## PROVIDED MATERIAL
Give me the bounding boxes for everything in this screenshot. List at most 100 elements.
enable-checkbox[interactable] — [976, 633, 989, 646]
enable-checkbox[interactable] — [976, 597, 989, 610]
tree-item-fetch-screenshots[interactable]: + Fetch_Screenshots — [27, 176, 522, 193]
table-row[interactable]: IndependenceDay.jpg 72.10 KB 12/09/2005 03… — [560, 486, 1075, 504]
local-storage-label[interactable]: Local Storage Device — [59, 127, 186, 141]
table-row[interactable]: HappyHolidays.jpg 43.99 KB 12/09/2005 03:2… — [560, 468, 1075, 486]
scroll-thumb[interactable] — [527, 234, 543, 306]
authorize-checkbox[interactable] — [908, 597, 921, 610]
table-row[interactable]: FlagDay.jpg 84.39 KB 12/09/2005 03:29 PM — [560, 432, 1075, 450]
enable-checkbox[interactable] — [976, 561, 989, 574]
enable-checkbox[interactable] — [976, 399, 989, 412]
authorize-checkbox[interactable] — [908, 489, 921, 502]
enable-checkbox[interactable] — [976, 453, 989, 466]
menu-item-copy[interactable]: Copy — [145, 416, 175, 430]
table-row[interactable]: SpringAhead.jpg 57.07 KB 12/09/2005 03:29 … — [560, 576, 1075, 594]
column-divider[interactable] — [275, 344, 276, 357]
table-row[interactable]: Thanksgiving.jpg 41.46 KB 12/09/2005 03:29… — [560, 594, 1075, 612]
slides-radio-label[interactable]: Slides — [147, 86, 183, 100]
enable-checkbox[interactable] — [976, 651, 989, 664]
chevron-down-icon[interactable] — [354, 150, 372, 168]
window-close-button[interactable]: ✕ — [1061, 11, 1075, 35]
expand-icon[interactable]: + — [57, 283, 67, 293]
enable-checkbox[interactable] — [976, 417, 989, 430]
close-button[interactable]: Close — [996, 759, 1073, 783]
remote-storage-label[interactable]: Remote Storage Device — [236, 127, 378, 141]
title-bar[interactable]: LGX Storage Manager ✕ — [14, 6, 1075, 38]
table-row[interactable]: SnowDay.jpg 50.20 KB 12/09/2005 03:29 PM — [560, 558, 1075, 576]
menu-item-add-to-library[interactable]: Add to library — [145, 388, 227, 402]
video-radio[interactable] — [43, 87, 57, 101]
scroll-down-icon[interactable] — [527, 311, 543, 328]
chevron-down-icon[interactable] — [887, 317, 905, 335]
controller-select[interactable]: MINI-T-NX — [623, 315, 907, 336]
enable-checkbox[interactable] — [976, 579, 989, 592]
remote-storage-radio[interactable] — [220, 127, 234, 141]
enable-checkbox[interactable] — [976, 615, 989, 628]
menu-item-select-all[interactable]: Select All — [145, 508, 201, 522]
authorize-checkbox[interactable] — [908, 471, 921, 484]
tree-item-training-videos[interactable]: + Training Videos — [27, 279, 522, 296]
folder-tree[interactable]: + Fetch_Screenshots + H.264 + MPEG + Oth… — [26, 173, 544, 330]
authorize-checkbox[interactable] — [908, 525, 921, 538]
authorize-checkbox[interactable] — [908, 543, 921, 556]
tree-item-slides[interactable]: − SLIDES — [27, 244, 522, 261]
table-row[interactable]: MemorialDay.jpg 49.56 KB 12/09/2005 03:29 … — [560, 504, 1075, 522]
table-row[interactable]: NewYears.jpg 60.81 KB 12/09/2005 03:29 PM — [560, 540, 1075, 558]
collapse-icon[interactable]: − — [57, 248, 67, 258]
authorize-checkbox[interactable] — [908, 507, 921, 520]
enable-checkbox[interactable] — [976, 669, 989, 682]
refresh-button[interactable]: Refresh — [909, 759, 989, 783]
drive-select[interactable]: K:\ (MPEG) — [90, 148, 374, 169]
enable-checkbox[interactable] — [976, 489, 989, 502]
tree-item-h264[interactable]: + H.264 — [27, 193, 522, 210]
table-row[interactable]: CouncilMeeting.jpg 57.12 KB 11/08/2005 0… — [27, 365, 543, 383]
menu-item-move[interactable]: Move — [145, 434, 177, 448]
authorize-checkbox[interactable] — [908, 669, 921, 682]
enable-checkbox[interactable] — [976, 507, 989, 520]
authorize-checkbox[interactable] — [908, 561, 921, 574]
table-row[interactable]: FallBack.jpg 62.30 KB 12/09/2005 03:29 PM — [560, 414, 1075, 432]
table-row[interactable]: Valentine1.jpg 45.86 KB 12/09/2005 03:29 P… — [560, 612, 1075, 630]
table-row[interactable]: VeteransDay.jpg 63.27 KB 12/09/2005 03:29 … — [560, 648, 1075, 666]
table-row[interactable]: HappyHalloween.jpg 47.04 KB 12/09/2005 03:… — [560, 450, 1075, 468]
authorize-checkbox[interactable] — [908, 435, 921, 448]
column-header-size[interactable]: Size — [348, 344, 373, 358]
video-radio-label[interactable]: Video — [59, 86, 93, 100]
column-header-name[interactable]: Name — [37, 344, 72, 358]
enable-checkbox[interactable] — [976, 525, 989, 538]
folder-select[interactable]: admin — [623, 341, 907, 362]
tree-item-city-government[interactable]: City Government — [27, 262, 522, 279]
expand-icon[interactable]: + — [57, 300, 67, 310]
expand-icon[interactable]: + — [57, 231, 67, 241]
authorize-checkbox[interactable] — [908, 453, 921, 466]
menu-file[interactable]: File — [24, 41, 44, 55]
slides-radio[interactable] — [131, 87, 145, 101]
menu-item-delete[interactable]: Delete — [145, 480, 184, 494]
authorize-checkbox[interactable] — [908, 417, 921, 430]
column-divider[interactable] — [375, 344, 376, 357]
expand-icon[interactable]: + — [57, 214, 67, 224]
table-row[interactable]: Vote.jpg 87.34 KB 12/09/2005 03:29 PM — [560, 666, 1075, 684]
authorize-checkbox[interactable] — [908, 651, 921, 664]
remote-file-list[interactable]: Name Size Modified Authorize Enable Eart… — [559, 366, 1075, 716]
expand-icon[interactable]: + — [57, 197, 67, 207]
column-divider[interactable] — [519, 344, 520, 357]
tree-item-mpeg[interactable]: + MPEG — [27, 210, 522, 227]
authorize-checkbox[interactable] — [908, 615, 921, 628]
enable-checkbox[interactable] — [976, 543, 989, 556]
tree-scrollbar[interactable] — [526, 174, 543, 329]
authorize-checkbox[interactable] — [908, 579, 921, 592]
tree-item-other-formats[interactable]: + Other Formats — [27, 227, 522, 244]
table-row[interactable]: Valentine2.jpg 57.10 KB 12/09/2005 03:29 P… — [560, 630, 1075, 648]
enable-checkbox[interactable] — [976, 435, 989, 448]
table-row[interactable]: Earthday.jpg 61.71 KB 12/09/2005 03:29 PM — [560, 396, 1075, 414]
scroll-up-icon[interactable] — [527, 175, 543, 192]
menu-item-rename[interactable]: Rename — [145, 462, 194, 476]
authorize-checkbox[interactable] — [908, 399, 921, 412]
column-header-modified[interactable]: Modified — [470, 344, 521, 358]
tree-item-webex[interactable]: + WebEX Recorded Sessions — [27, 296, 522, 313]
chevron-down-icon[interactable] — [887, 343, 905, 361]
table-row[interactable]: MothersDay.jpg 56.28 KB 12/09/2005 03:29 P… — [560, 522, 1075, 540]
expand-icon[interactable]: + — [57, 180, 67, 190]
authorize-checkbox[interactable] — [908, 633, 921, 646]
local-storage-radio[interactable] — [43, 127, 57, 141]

## WORK TO DO
Please change every "authorize-checkbox" in the lines above to "approve-checkbox" and give all the lines again, otherwise unchanged.

## REPLY
Give me the bounding boxes for everything in this screenshot. List at most 100 elements.
enable-checkbox[interactable] — [976, 633, 989, 646]
enable-checkbox[interactable] — [976, 597, 989, 610]
tree-item-fetch-screenshots[interactable]: + Fetch_Screenshots — [27, 176, 522, 193]
table-row[interactable]: IndependenceDay.jpg 72.10 KB 12/09/2005 03… — [560, 486, 1075, 504]
local-storage-label[interactable]: Local Storage Device — [59, 127, 186, 141]
table-row[interactable]: HappyHolidays.jpg 43.99 KB 12/09/2005 03:2… — [560, 468, 1075, 486]
scroll-thumb[interactable] — [527, 234, 543, 306]
approve-checkbox[interactable] — [908, 597, 921, 610]
table-row[interactable]: FlagDay.jpg 84.39 KB 12/09/2005 03:29 PM — [560, 432, 1075, 450]
enable-checkbox[interactable] — [976, 561, 989, 574]
enable-checkbox[interactable] — [976, 399, 989, 412]
approve-checkbox[interactable] — [908, 489, 921, 502]
enable-checkbox[interactable] — [976, 453, 989, 466]
menu-item-copy[interactable]: Copy — [145, 416, 175, 430]
table-row[interactable]: SpringAhead.jpg 57.07 KB 12/09/2005 03:29 … — [560, 576, 1075, 594]
column-divider[interactable] — [275, 344, 276, 357]
table-row[interactable]: Thanksgiving.jpg 41.46 KB 12/09/2005 03:29… — [560, 594, 1075, 612]
slides-radio-label[interactable]: Slides — [147, 86, 183, 100]
enable-checkbox[interactable] — [976, 651, 989, 664]
chevron-down-icon[interactable] — [354, 150, 372, 168]
window-close-button[interactable]: ✕ — [1061, 11, 1075, 35]
expand-icon[interactable]: + — [57, 283, 67, 293]
enable-checkbox[interactable] — [976, 417, 989, 430]
close-button[interactable]: Close — [996, 759, 1073, 783]
remote-storage-label[interactable]: Remote Storage Device — [236, 127, 378, 141]
title-bar[interactable]: LGX Storage Manager ✕ — [14, 6, 1075, 38]
table-row[interactable]: SnowDay.jpg 50.20 KB 12/09/2005 03:29 PM — [560, 558, 1075, 576]
menu-item-add-to-library[interactable]: Add to library — [145, 388, 227, 402]
video-radio[interactable] — [43, 87, 57, 101]
scroll-down-icon[interactable] — [527, 311, 543, 328]
chevron-down-icon[interactable] — [887, 317, 905, 335]
controller-select[interactable]: MINI-T-NX — [623, 315, 907, 336]
enable-checkbox[interactable] — [976, 579, 989, 592]
remote-storage-radio[interactable] — [220, 127, 234, 141]
enable-checkbox[interactable] — [976, 615, 989, 628]
menu-item-select-all[interactable]: Select All — [145, 508, 201, 522]
approve-checkbox[interactable] — [908, 471, 921, 484]
tree-item-training-videos[interactable]: + Training Videos — [27, 279, 522, 296]
folder-tree[interactable]: + Fetch_Screenshots + H.264 + MPEG + Oth… — [26, 173, 544, 330]
approve-checkbox[interactable] — [908, 525, 921, 538]
approve-checkbox[interactable] — [908, 543, 921, 556]
tree-item-slides[interactable]: − SLIDES — [27, 244, 522, 261]
table-row[interactable]: MemorialDay.jpg 49.56 KB 12/09/2005 03:29 … — [560, 504, 1075, 522]
table-row[interactable]: NewYears.jpg 60.81 KB 12/09/2005 03:29 PM — [560, 540, 1075, 558]
collapse-icon[interactable]: − — [57, 248, 67, 258]
approve-checkbox[interactable] — [908, 507, 921, 520]
enable-checkbox[interactable] — [976, 669, 989, 682]
refresh-button[interactable]: Refresh — [909, 759, 989, 783]
drive-select[interactable]: K:\ (MPEG) — [90, 148, 374, 169]
enable-checkbox[interactable] — [976, 489, 989, 502]
tree-item-h264[interactable]: + H.264 — [27, 193, 522, 210]
table-row[interactable]: CouncilMeeting.jpg 57.12 KB 11/08/2005 0… — [27, 365, 543, 383]
menu-item-move[interactable]: Move — [145, 434, 177, 448]
approve-checkbox[interactable] — [908, 669, 921, 682]
enable-checkbox[interactable] — [976, 507, 989, 520]
approve-checkbox[interactable] — [908, 561, 921, 574]
table-row[interactable]: FallBack.jpg 62.30 KB 12/09/2005 03:29 PM — [560, 414, 1075, 432]
table-row[interactable]: Valentine1.jpg 45.86 KB 12/09/2005 03:29 P… — [560, 612, 1075, 630]
table-row[interactable]: VeteransDay.jpg 63.27 KB 12/09/2005 03:29 … — [560, 648, 1075, 666]
table-row[interactable]: HappyHalloween.jpg 47.04 KB 12/09/2005 03:… — [560, 450, 1075, 468]
approve-checkbox[interactable] — [908, 435, 921, 448]
column-header-size[interactable]: Size — [348, 344, 373, 358]
video-radio-label[interactable]: Video — [59, 86, 93, 100]
column-header-name[interactable]: Name — [37, 344, 72, 358]
enable-checkbox[interactable] — [976, 525, 989, 538]
folder-select[interactable]: admin — [623, 341, 907, 362]
tree-item-city-government[interactable]: City Government — [27, 262, 522, 279]
expand-icon[interactable]: + — [57, 300, 67, 310]
expand-icon[interactable]: + — [57, 231, 67, 241]
approve-checkbox[interactable] — [908, 453, 921, 466]
menu-file[interactable]: File — [24, 41, 44, 55]
slides-radio[interactable] — [131, 87, 145, 101]
menu-item-delete[interactable]: Delete — [145, 480, 184, 494]
approve-checkbox[interactable] — [908, 417, 921, 430]
column-divider[interactable] — [375, 344, 376, 357]
expand-icon[interactable]: + — [57, 214, 67, 224]
table-row[interactable]: Vote.jpg 87.34 KB 12/09/2005 03:29 PM — [560, 666, 1075, 684]
approve-checkbox[interactable] — [908, 651, 921, 664]
remote-file-list[interactable]: Name Size Modified Authorize Enable Eart… — [559, 366, 1075, 716]
expand-icon[interactable]: + — [57, 197, 67, 207]
column-divider[interactable] — [519, 344, 520, 357]
tree-item-mpeg[interactable]: + MPEG — [27, 210, 522, 227]
approve-checkbox[interactable] — [908, 615, 921, 628]
enable-checkbox[interactable] — [976, 543, 989, 556]
tree-scrollbar[interactable] — [526, 174, 543, 329]
approve-checkbox[interactable] — [908, 579, 921, 592]
tree-item-other-formats[interactable]: + Other Formats — [27, 227, 522, 244]
table-row[interactable]: Valentine2.jpg 57.10 KB 12/09/2005 03:29 P… — [560, 630, 1075, 648]
enable-checkbox[interactable] — [976, 435, 989, 448]
table-row[interactable]: Earthday.jpg 61.71 KB 12/09/2005 03:29 PM — [560, 396, 1075, 414]
scroll-up-icon[interactable] — [527, 175, 543, 192]
menu-item-rename[interactable]: Rename — [145, 462, 194, 476]
approve-checkbox[interactable] — [908, 399, 921, 412]
column-header-modified[interactable]: Modified — [470, 344, 521, 358]
tree-item-webex[interactable]: + WebEX Recorded Sessions — [27, 296, 522, 313]
chevron-down-icon[interactable] — [887, 343, 905, 361]
table-row[interactable]: MothersDay.jpg 56.28 KB 12/09/2005 03:29 P… — [560, 522, 1075, 540]
expand-icon[interactable]: + — [57, 180, 67, 190]
approve-checkbox[interactable] — [908, 633, 921, 646]
local-storage-radio[interactable] — [43, 127, 57, 141]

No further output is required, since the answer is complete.